═══ DATA ROWS

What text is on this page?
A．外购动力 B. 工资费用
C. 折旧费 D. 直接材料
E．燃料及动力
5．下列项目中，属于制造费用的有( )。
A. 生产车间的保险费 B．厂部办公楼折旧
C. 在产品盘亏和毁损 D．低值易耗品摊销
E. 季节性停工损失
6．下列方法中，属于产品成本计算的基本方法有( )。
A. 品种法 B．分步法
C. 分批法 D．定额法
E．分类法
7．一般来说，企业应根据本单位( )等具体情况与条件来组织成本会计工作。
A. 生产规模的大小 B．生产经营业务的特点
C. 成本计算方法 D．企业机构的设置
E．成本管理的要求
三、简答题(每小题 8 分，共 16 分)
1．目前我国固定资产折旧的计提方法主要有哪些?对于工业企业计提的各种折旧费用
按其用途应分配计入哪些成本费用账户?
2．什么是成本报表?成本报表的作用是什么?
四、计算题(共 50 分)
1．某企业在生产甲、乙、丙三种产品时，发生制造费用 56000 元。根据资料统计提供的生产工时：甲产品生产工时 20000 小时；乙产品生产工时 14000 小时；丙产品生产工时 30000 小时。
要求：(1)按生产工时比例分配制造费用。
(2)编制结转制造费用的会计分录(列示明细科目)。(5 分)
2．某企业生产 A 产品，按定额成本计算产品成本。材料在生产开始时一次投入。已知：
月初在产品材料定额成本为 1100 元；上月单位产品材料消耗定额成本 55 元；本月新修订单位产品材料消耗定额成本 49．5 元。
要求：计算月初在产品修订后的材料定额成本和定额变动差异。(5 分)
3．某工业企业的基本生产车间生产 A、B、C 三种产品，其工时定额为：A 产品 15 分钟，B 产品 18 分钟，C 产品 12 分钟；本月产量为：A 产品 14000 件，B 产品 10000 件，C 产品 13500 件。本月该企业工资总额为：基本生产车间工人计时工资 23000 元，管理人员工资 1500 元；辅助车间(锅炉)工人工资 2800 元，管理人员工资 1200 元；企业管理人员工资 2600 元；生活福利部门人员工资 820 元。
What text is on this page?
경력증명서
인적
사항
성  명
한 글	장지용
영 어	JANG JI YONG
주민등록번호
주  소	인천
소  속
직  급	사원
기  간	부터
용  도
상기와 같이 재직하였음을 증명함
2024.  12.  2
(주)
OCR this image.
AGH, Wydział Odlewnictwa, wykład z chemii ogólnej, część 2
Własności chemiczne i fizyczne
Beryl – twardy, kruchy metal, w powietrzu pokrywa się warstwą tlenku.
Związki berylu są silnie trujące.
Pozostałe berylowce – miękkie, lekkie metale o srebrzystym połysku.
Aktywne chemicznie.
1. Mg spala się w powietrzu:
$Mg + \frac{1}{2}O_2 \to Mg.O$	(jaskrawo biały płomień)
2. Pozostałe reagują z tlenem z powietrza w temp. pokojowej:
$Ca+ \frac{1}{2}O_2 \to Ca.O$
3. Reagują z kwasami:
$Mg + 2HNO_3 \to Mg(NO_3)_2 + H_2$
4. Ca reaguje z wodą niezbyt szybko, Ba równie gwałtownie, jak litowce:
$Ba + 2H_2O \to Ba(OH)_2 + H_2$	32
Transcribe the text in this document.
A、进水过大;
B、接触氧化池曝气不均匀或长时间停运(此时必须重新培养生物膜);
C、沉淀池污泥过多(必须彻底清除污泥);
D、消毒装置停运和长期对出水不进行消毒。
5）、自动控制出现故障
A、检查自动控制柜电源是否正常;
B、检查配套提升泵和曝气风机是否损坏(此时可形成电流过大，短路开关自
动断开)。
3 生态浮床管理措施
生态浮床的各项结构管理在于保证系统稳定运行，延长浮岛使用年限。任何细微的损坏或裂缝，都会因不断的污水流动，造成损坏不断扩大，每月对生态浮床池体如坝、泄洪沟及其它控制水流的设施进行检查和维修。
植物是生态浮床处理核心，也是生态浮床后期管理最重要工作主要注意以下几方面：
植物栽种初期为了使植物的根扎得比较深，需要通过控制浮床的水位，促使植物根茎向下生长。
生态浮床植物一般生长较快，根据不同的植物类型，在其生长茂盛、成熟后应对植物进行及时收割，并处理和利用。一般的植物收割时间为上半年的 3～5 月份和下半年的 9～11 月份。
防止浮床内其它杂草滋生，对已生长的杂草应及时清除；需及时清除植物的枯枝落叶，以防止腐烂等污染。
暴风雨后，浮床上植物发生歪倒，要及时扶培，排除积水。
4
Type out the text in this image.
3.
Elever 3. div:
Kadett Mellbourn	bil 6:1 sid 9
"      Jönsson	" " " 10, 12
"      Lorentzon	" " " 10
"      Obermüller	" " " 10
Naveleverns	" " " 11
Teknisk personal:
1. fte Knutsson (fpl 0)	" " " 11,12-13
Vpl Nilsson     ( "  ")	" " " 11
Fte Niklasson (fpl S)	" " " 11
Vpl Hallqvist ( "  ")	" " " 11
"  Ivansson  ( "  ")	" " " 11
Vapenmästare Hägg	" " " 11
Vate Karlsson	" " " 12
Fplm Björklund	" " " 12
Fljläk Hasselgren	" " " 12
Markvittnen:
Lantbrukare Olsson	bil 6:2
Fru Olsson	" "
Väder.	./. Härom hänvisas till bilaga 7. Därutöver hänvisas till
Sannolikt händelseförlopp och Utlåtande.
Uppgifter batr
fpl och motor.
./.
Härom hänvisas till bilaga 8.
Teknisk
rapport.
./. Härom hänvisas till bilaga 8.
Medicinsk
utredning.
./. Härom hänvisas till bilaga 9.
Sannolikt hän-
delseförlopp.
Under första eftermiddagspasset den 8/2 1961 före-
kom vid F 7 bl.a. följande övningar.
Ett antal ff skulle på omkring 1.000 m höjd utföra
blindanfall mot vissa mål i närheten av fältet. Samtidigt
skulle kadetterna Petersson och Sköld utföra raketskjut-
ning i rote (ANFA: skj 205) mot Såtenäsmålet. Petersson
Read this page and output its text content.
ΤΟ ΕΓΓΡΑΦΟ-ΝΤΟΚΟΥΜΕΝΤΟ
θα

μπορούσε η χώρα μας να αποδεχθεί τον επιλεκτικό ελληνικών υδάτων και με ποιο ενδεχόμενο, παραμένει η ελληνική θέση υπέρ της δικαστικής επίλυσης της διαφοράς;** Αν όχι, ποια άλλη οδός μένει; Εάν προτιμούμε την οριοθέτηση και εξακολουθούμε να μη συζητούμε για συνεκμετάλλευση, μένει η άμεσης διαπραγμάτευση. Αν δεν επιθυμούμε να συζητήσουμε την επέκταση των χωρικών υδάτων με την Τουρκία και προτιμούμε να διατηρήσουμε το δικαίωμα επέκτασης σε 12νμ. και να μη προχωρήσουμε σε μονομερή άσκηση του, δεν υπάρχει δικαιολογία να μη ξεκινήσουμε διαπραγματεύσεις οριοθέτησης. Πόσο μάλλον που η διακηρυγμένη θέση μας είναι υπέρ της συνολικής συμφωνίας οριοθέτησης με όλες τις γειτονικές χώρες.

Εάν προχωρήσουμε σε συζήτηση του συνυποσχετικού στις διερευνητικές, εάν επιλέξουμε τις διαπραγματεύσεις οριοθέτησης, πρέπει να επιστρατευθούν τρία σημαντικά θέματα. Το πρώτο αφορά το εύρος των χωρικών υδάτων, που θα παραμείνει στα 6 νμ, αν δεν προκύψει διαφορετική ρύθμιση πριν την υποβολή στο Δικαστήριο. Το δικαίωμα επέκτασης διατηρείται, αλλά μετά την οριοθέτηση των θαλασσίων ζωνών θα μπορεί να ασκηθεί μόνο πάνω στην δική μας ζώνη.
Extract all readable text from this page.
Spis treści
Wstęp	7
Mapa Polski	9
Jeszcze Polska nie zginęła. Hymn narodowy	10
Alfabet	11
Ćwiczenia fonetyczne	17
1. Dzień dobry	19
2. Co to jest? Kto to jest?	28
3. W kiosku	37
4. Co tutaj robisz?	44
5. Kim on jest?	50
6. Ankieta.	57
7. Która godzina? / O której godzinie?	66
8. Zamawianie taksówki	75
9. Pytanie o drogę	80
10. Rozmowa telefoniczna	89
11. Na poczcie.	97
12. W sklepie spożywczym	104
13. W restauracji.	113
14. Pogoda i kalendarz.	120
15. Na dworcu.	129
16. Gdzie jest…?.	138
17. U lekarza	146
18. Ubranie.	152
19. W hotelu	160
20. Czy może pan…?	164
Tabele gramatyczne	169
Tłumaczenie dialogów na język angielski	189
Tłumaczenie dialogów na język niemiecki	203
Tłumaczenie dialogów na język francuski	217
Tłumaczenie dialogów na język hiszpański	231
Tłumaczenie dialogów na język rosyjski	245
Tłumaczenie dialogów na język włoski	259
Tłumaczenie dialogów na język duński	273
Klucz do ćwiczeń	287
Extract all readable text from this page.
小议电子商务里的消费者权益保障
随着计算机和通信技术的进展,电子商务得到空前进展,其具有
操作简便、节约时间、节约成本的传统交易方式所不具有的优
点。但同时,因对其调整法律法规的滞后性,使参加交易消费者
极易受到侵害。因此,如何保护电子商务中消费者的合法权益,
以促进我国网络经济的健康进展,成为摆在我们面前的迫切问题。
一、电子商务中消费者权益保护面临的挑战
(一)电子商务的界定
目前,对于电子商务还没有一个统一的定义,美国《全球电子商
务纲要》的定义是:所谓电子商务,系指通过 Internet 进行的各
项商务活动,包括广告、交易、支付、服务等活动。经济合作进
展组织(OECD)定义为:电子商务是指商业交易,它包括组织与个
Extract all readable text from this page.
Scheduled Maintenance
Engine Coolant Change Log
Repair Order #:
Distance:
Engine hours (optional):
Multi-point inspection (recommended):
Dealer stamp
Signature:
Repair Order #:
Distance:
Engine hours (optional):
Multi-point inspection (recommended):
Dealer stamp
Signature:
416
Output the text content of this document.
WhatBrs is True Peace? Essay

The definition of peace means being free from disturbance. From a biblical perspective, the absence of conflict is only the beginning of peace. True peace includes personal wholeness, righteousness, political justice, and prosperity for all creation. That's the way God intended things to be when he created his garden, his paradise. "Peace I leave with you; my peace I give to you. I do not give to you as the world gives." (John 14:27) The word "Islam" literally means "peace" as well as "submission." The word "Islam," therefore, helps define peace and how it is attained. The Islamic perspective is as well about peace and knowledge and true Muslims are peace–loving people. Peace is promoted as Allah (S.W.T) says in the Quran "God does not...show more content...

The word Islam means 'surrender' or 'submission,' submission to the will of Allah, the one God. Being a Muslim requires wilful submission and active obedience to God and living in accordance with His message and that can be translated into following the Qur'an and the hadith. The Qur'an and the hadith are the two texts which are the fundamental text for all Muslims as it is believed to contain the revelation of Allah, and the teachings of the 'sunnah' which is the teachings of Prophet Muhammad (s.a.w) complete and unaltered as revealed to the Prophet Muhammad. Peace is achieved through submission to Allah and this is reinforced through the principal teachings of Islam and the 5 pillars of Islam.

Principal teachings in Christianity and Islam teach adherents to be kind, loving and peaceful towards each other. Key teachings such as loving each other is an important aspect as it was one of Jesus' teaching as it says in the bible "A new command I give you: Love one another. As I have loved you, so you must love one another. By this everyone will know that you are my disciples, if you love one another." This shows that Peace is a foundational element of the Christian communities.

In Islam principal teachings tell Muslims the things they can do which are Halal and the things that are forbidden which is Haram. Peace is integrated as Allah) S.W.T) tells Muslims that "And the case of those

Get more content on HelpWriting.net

══════

● **WHAT THE EXERCISE ASKS**:
Find the lines above that contain the word "image" and collect them.

● **ANSWER TO THIS EXERCISE**:
OCR this image.
Type out the text in this image.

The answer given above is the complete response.